* BEGIN Task material *

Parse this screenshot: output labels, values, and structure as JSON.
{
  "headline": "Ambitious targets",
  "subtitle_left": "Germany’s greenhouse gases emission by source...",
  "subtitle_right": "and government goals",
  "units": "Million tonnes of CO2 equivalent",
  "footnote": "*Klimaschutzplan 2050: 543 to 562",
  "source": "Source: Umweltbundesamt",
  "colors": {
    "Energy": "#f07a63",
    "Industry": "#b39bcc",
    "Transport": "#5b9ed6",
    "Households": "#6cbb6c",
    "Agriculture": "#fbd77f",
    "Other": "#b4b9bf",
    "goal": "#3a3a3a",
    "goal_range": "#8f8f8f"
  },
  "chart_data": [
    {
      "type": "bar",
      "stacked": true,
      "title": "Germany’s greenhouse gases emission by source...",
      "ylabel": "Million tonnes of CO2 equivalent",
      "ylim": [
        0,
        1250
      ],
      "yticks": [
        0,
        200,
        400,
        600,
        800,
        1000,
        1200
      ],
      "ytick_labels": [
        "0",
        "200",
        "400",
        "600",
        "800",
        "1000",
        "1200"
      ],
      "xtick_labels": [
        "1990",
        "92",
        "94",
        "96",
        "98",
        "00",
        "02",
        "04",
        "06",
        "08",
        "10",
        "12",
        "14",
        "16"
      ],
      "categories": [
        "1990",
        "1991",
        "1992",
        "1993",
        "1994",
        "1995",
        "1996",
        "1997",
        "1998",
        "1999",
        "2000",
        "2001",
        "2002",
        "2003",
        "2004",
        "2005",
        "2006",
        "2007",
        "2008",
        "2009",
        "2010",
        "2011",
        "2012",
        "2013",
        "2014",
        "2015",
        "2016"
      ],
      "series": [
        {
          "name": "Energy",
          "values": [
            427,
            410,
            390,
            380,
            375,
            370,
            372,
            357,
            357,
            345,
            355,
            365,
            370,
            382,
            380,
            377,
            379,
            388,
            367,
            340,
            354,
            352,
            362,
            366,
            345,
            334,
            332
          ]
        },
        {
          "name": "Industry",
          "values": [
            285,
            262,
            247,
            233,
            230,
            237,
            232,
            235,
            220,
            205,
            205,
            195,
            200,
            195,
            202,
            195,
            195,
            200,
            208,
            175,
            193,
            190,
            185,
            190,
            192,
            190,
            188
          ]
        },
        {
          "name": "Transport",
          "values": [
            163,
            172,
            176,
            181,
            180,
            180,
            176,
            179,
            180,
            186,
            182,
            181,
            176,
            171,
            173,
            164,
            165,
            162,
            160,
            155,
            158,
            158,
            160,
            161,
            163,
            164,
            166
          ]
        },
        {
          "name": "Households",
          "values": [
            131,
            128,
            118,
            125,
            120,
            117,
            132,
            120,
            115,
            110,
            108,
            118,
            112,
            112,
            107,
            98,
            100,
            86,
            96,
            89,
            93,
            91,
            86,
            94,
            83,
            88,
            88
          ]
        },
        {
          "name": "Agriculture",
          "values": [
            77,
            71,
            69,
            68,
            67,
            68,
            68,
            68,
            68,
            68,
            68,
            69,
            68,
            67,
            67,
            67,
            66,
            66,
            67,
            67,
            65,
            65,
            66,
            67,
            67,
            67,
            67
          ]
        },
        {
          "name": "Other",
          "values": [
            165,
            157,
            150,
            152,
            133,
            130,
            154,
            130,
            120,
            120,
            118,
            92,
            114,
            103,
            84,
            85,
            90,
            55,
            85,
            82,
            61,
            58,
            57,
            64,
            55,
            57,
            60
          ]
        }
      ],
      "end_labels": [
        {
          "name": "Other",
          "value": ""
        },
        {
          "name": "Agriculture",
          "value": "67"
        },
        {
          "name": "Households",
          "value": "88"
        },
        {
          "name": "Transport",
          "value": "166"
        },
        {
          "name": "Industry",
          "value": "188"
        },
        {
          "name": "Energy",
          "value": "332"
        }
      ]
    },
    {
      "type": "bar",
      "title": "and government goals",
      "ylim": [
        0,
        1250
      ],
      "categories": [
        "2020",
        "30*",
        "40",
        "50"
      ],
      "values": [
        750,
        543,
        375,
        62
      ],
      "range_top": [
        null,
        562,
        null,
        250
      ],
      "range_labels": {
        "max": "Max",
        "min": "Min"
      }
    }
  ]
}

* END Task material *

§ **Your objective**: Retype the material above, line by line, exactly.

§ **Solution**:
Parse this screenshot: output labels, values, and structure as JSON.
{
  "headline": "Ambitious targets",
  "subtitle_left": "Germany’s greenhouse gases emission by source...",
  "subtitle_right": "and government goals",
  "units": "Million tonnes of CO2 equivalent",
  "footnote": "*Klimaschutzplan 2050: 543 to 562",
  "source": "Source: Umweltbundesamt",
  "colors": {
    "Energy": "#f07a63",
    "Industry": "#b39bcc",
    "Transport": "#5b9ed6",
    "Households": "#6cbb6c",
    "Agriculture": "#fbd77f",
    "Other": "#b4b9bf",
    "goal": "#3a3a3a",
    "goal_range": "#8f8f8f"
  },
  "chart_data": [
    {
      "type": "bar",
      "stacked": true,
      "title": "Germany’s greenhouse gases emission by source...",
      "ylabel": "Million tonnes of CO2 equivalent",
      "ylim": [
        0,
        1250
      ],
      "yticks": [
        0,
        200,
        400,
        600,
        800,
        1000,
        1200
      ],
      "ytick_labels": [
        "0",
        "200",
        "400",
        "600",
        "800",
        "1000",
        "1200"
      ],
      "xtick_labels": [
        "1990",
        "92",
        "94",
        "96",
        "98",
        "00",
        "02",
        "04",
        "06",
        "08",
        "10",
        "12",
        "14",
        "16"
      ],
      "categories": [
        "1990",
        "1991",
        "1992",
        "1993",
        "1994",
        "1995",
        "1996",
        "1997",
        "1998",
        "1999",
        "2000",
        "2001",
        "2002",
        "2003",
        "2004",
        "2005",
        "2006",
        "2007",
        "2008",
        "2009",
        "2010",
        "2011",
        "2012",
        "2013",
        "2014",
        "2015",
        "2016"
      ],
      "series": [
        {
          "name": "Energy",
          "values": [
            427,
            410,
            390,
            380,
            375,
            370,
            372,
            357,
            357,
            345,
            355,
            365,
            370,
            382,
            380,
            377,
            379,
            388,
            367,
            340,
            354,
            352,
            362,
            366,
            345,
            334,
            332
          ]
        },
        {
          "name": "Industry",
          "values": [
            285,
            262,
            247,
            233,
            230,
            237,
            232,
            235,
            220,
            205,
            205,
            195,
            200,
            195,
            202,
            195,
            195,
            200,
            208,
            175,
            193,
            190,
            185,
            190,
            192,
            190,
            188
          ]
        },
        {
          "name": "Transport",
          "values": [
            163,
            172,
            176,
            181,
            180,
            180,
            176,
            179,
            180,
            186,
            182,
            181,
            176,
            171,
            173,
            164,
            165,
            162,
            160,
            155,
            158,
            158,
            160,
            161,
            163,
            164,
            166
          ]
        },
        {
          "name": "Households",
          "values": [
            131,
            128,
            118,
            125,
            120,
            117,
            132,
            120,
            115,
            110,
            108,
            118,
            112,
            112,
            107,
            98,
            100,
            86,
            96,
            89,
            93,
            91,
            86,
            94,
            83,
            88,
            88
          ]
        },
        {
          "name": "Agriculture",
          "values": [
            77,
            71,
            69,
            68,
            67,
            68,
            68,
            68,
            68,
            68,
            68,
            69,
            68,
            67,
            67,
            67,
            66,
            66,
            67,
            67,
            65,
            65,
            66,
            67,
            67,
            67,
            67
          ]
        },
        {
          "name": "Other",
          "values": [
            165,
            157,
            150,
            152,
            133,
            130,
            154,
            130,
            120,
            120,
            118,
            92,
            114,
            103,
            84,
            85,
            90,
            55,
            85,
            82,
            61,
            58,
            57,
            64,
            55,
            57,
            60
          ]
        }
      ],
      "end_labels": [
        {
          "name": "Other",
          "value": ""
        },
        {
          "name": "Agriculture",
          "value": "67"
        },
        {
          "name": "Households",
          "value": "88"
        },
        {
          "name": "Transport",
          "value": "166"
        },
        {
          "name": "Industry",
          "value": "188"
        },
        {
          "name": "Energy",
          "value": "332"
        }
      ]
    },
    {
      "type": "bar",
      "title": "and government goals",
      "ylim": [
        0,
        1250
      ],
      "categories": [
        "2020",
        "30*",
        "40",
        "50"
      ],
      "values": [
        750,
        543,
        375,
        62
      ],
      "range_top": [
        null,
        562,
        null,
        250
      ],
      "range_labels": {
        "max": "Max",
        "min": "Min"
      }
    }
  ]
}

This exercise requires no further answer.